___ Records for the exercise

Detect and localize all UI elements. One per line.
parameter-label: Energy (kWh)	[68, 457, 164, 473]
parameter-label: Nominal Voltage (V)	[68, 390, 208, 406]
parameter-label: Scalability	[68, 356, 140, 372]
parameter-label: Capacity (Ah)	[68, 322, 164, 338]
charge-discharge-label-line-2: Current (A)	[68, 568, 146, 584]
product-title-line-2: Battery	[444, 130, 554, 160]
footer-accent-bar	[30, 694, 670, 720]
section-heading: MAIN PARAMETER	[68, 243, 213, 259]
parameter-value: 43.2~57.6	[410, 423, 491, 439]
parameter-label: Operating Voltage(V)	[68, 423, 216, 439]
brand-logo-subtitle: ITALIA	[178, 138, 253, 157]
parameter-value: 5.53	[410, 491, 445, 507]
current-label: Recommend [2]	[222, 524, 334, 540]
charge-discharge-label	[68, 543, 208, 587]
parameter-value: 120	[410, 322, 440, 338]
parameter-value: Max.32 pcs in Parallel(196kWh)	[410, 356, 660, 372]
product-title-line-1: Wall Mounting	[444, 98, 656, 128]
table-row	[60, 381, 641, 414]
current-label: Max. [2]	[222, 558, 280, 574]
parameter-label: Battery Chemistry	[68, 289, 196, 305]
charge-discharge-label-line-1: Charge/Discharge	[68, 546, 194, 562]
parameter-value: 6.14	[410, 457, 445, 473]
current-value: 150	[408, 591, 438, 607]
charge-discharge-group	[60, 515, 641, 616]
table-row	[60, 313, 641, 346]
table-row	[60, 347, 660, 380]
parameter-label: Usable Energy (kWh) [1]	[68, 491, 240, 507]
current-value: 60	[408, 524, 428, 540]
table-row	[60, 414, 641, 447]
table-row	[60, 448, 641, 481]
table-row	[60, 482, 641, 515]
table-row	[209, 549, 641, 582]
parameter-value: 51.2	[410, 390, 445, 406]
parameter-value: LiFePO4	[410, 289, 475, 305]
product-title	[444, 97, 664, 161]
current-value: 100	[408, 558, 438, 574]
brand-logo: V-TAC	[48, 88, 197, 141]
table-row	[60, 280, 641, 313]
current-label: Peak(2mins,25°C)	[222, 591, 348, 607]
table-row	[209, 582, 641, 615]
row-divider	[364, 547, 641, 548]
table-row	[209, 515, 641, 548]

______

Required work. Convert the stretch of the listing from its first line through the line containing "97, 664, 161]" into a Markdown table with the columns Row and Line, numbering each line and leaving out any blank lines.

Solution for this exercise.
| Row | Line |
|---|---|
| 1 | Detect and localize all UI elements. One per line. |
| 2 | parameter-label: Energy (kWh)	[68, 457, 164, 473] |
| 3 | parameter-label: Nominal Voltage (V)	[68, 390, 208, 406] |
| 4 | parameter-label: Scalability	[68, 356, 140, 372] |
| 5 | parameter-label: Capacity (Ah)	[68, 322, 164, 338] |
| 6 | charge-discharge-label-line-2: Current (A)	[68, 568, 146, 584] |
| 7 | product-title-line-2: Battery	[444, 130, 554, 160] |
| 8 | footer-accent-bar	[30, 694, 670, 720] |
| 9 | section-heading: MAIN PARAMETER	[68, 243, 213, 259] |
| 10 | parameter-value: 43.2~57.6	[410, 423, 491, 439] |
| 11 | parameter-label: Operating Voltage(V)	[68, 423, 216, 439] |
| 12 | brand-logo-subtitle: ITALIA	[178, 138, 253, 157] |
| 13 | parameter-value: 5.53	[410, 491, 445, 507] |
| 14 | current-label: Recommend [2]	[222, 524, 334, 540] |
| 15 | charge-discharge-label	[68, 543, 208, 587] |
| 16 | parameter-value: 120	[410, 322, 440, 338] |
| 17 | parameter-value: Max.32 pcs in Parallel(196kWh)	[410, 356, 660, 372] |
| 18 | product-title-line-1: Wall Mounting	[444, 98, 656, 128] |
| 19 | table-row	[60, 381, 641, 414] |
| 20 | current-label: Max. [2]	[222, 558, 280, 574] |
| 21 | parameter-label: Battery Chemistry	[68, 289, 196, 305] |
| 22 | charge-discharge-label-line-1: Charge/Discharge	[68, 546, 194, 562] |
| 23 | parameter-value: 6.14	[410, 457, 445, 473] |
| 24 | current-value: 150	[408, 591, 438, 607] |
| 25 | charge-discharge-group	[60, 515, 641, 616] |
| 26 | table-row	[60, 313, 641, 346] |
| 27 | table-row	[60, 347, 660, 380] |
| 28 | parameter-label: Usable Energy (kWh) [1]	[68, 491, 240, 507] |
| 29 | current-value: 60	[408, 524, 428, 540] |
| 30 | table-row	[60, 414, 641, 447] |
| 31 | table-row	[60, 448, 641, 481] |
| 32 | table-row	[60, 482, 641, 515] |
| 33 | table-row	[209, 549, 641, 582] |
| 34 | parameter-value: 51.2	[410, 390, 445, 406] |
| 35 | parameter-value: LiFePO4	[410, 289, 475, 305] |
| 36 | product-title	[444, 97, 664, 161] |